▸ **RECORDS FOR PROCESSING**

━━━━━━━━━━━━━━━━━━━━━━━━━━━━━━

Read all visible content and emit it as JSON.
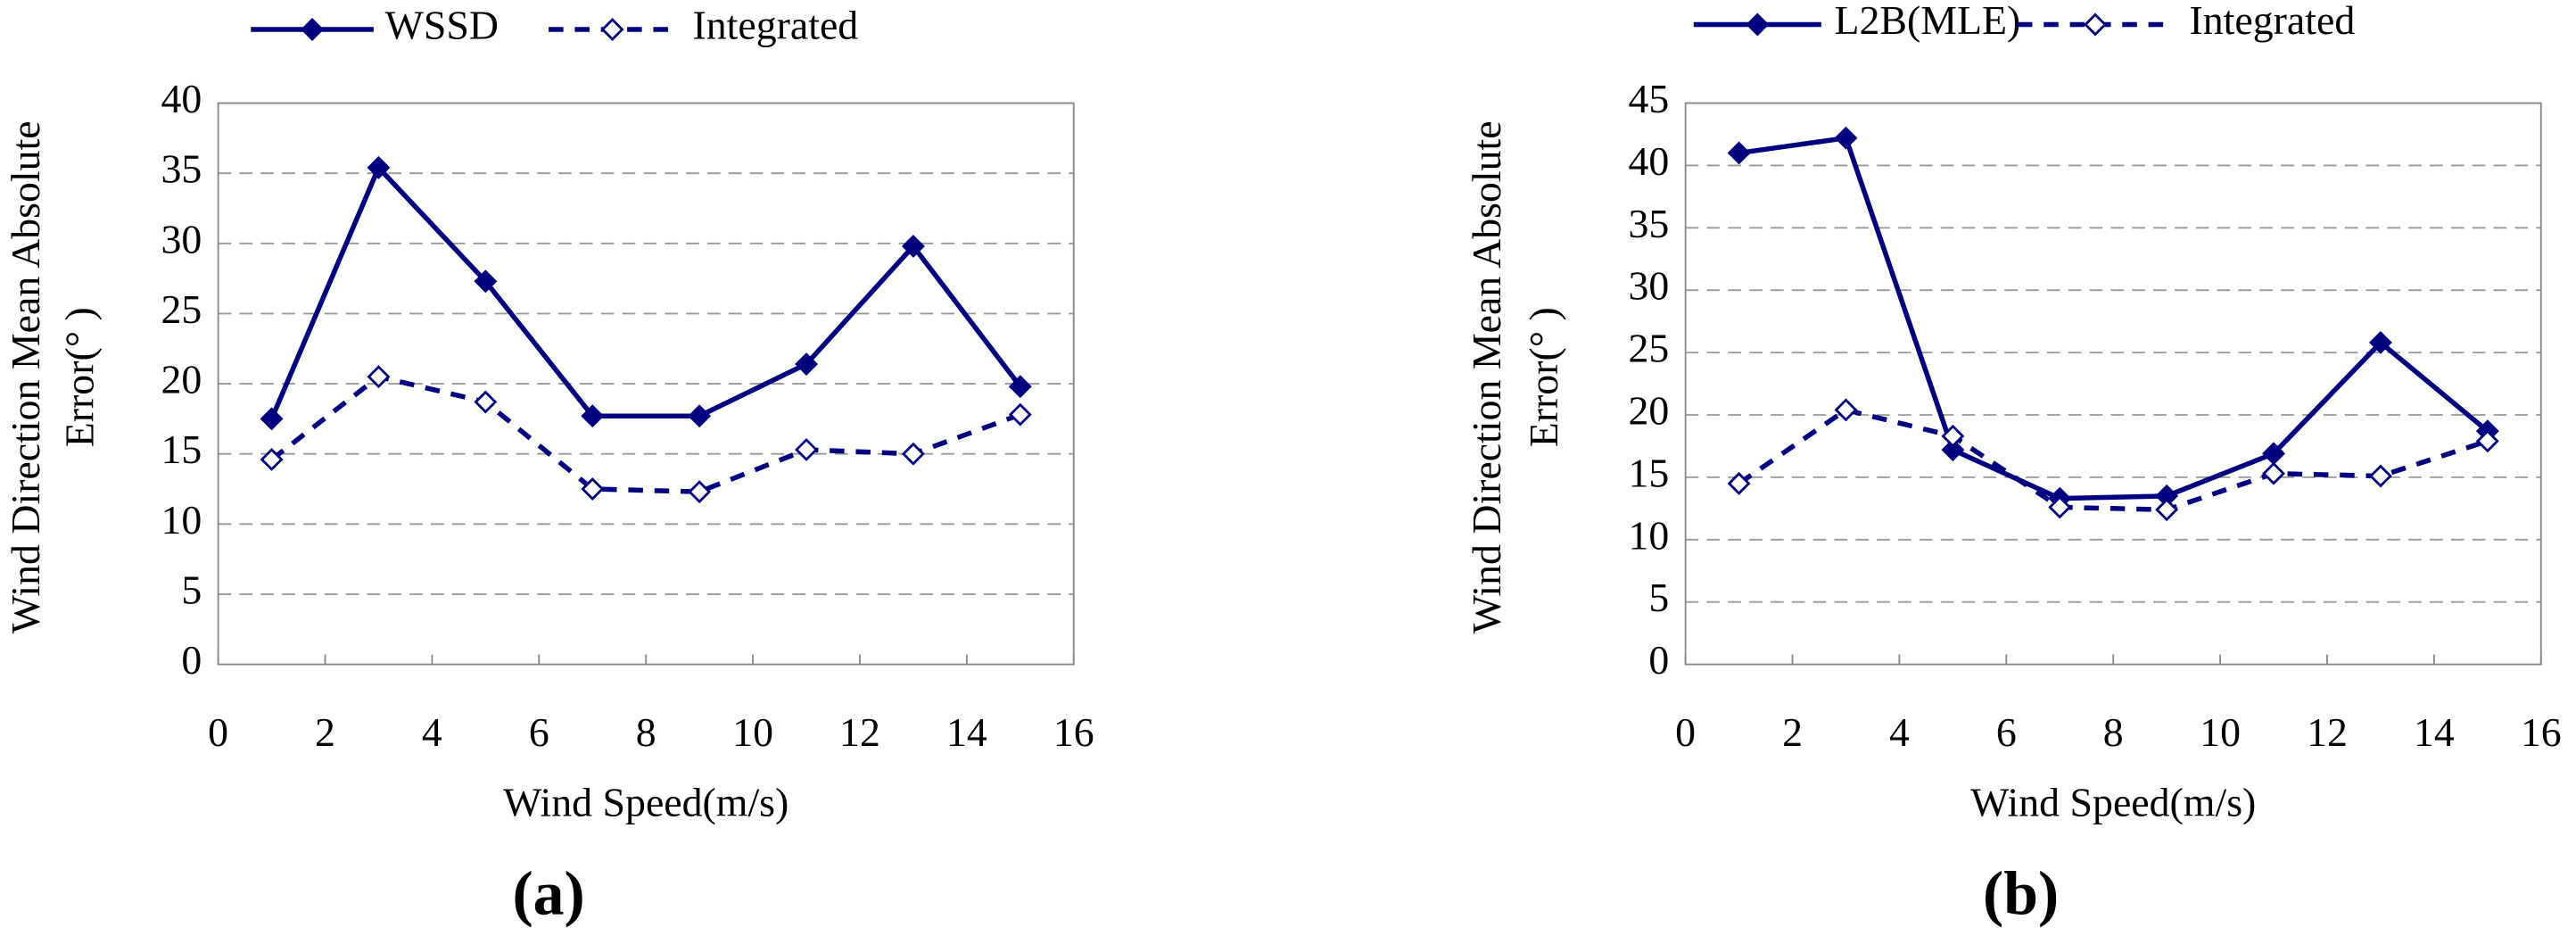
{
  "chart_data": [
    {
      "type": "line",
      "panel_label": "(a)",
      "xlabel": "Wind Speed(m/s)",
      "ylabel": [
        "Wind Direction Mean Absolute",
        "Error(° )"
      ],
      "x": [
        1,
        3,
        5,
        7,
        9,
        11,
        13,
        15
      ],
      "series": [
        {
          "name": "WSSD",
          "color": "#000080",
          "style": "solid",
          "marker": "filled-diamond",
          "values": [
            17.5,
            35.4,
            27.3,
            17.7,
            17.7,
            21.4,
            29.8,
            19.8
          ]
        },
        {
          "name": "Integrated",
          "color": "#000080",
          "style": "dashed",
          "marker": "open-diamond",
          "values": [
            14.6,
            20.5,
            18.7,
            12.5,
            12.3,
            15.3,
            15.0,
            17.8
          ]
        }
      ],
      "xlim": [
        0,
        16
      ],
      "xticks": [
        0,
        2,
        4,
        6,
        8,
        10,
        12,
        14,
        16
      ],
      "ylim": [
        0,
        40
      ],
      "yticks": [
        0,
        5,
        10,
        15,
        20,
        25,
        30,
        35,
        40
      ],
      "grid": true,
      "legend": "top"
    },
    {
      "type": "line",
      "panel_label": "(b)",
      "xlabel": "Wind Speed(m/s)",
      "ylabel": [
        "Wind Direction Mean Absolute",
        "Error(° )"
      ],
      "x": [
        1,
        3,
        5,
        7,
        9,
        11,
        13,
        15
      ],
      "series": [
        {
          "name": "L2B(MLE)",
          "color": "#000080",
          "style": "solid",
          "marker": "filled-diamond",
          "values": [
            41.0,
            42.2,
            17.2,
            13.3,
            13.5,
            16.9,
            25.8,
            18.7
          ]
        },
        {
          "name": "Integrated",
          "color": "#000080",
          "style": "dashed",
          "marker": "open-diamond",
          "values": [
            14.5,
            20.4,
            18.3,
            12.6,
            12.4,
            15.3,
            15.1,
            17.9
          ]
        }
      ],
      "xlim": [
        0,
        16
      ],
      "xticks": [
        0,
        2,
        4,
        6,
        8,
        10,
        12,
        14,
        16
      ],
      "ylim": [
        0,
        45
      ],
      "yticks": [
        0,
        5,
        10,
        15,
        20,
        25,
        30,
        35,
        40,
        45
      ],
      "grid": true,
      "legend": "top"
    }
  ]
}
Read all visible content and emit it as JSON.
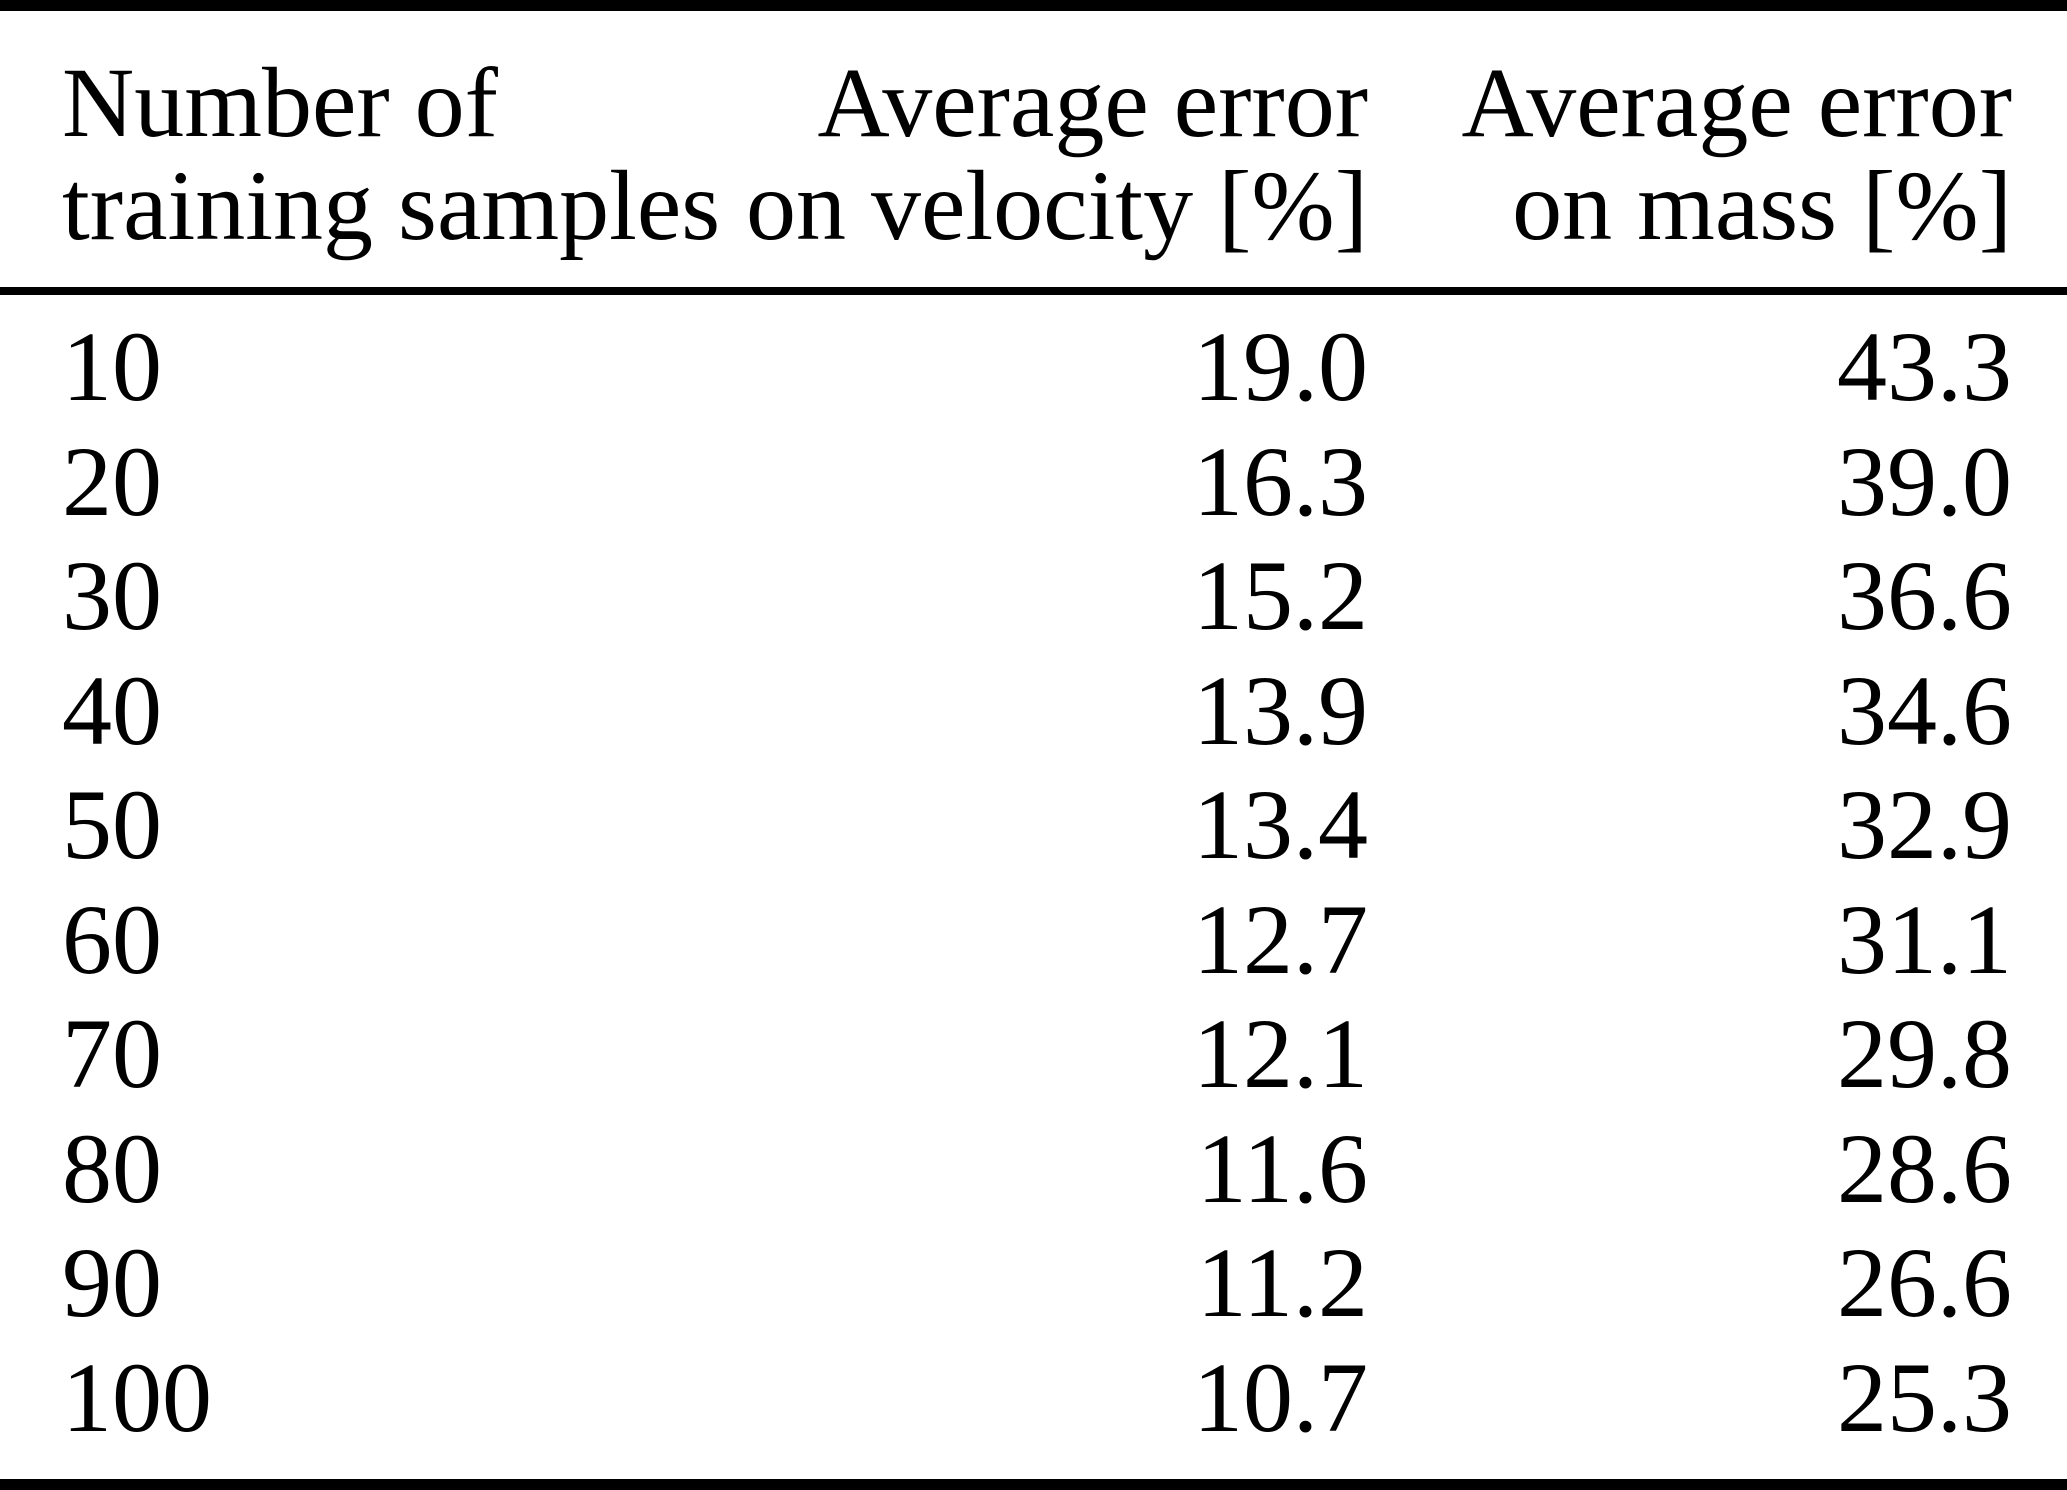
{
  "colors": {
    "background": "#ffffff",
    "text": "#000000",
    "rule": "#000000"
  },
  "table": {
    "headers": {
      "col1": {
        "line1": "Number of",
        "line2": "training samples"
      },
      "col2": {
        "line1": "Average error",
        "line2": "on velocity [%]"
      },
      "col3": {
        "line1": "Average error",
        "line2": "on mass [%]"
      }
    },
    "rows": [
      {
        "samples": "10",
        "velocity": "19.0",
        "mass": "43.3"
      },
      {
        "samples": "20",
        "velocity": "16.3",
        "mass": "39.0"
      },
      {
        "samples": "30",
        "velocity": "15.2",
        "mass": "36.6"
      },
      {
        "samples": "40",
        "velocity": "13.9",
        "mass": "34.6"
      },
      {
        "samples": "50",
        "velocity": "13.4",
        "mass": "32.9"
      },
      {
        "samples": "60",
        "velocity": "12.7",
        "mass": "31.1"
      },
      {
        "samples": "70",
        "velocity": "12.1",
        "mass": "29.8"
      },
      {
        "samples": "80",
        "velocity": "11.6",
        "mass": "28.6"
      },
      {
        "samples": "90",
        "velocity": "11.2",
        "mass": "26.6"
      },
      {
        "samples": "100",
        "velocity": "10.7",
        "mass": "25.3"
      }
    ]
  }
}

━━━━━━━━━━━━━━━━━━━━━━━━━━━━━━

▸ **EXERCISE DESCRIPTION**
Identify the lines in the entries that hold "samples" and return each one.

▸ **ANSWER**
        "line2": "training samples"
        "samples": "10",
        "samples": "20",
        "samples": "30",
        "samples": "40",
        "samples": "50",
        "samples": "60",
        "samples": "70",
        "samples": "80",
        "samples": "90",
        "samples": "100",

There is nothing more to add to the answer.